EXERCISE REQUIREMENTS:
Find each line holding "suite" and copy it out.

━━━━━ THE DATA ━━━━━

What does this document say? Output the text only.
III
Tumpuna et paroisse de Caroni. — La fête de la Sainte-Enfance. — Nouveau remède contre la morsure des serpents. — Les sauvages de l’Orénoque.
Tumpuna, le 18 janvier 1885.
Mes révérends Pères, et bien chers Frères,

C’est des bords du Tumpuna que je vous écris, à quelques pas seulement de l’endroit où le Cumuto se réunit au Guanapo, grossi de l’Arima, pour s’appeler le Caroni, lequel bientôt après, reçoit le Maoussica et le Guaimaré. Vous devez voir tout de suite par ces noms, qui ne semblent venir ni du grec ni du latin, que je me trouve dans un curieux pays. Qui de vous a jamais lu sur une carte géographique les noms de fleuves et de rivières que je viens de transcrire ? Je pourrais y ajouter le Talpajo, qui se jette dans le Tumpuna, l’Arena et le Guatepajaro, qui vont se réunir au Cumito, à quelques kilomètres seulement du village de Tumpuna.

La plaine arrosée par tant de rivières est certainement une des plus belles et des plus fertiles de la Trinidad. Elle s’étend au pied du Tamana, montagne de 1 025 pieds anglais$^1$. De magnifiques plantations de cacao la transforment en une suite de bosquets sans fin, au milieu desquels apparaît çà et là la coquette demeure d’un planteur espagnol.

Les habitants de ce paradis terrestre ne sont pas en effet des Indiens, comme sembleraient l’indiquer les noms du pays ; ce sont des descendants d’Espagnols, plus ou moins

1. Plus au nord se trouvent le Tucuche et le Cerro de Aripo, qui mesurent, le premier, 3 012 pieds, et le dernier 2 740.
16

━━━━━

TASK ANSWER:
C’est des bords du Tumpuna que je vous écris, à quelques pas seulement de l’endroit où le Cumuto se réunit au Guanapo, grossi de l’Arima, pour s’appeler le Caroni, lequel bientôt après, reçoit le Maoussica et le Guaimaré. Vous devez voir tout de suite par ces noms, qui ne semblent venir ni du grec ni du latin, que je me trouve dans un curieux pays. Qui de vous a jamais lu sur une carte géographique les noms de fleuves et de rivières que je viens de transcrire ? Je pourrais y ajouter le Talpajo, qui se jette dans le Tumpuna, l’Arena et le Guatepajaro, qui vont se réunir au Cumito, à quelques kilomètres seulement du village de Tumpuna.
La plaine arrosée par tant de rivières est certainement une des plus belles et des plus fertiles de la Trinidad. Elle s’étend au pied du Tamana, montagne de 1 025 pieds anglais$^1$. De magnifiques plantations de cacao la transforment en une suite de bosquets sans fin, au milieu desquels apparaît çà et là la coquette demeure d’un planteur espagnol.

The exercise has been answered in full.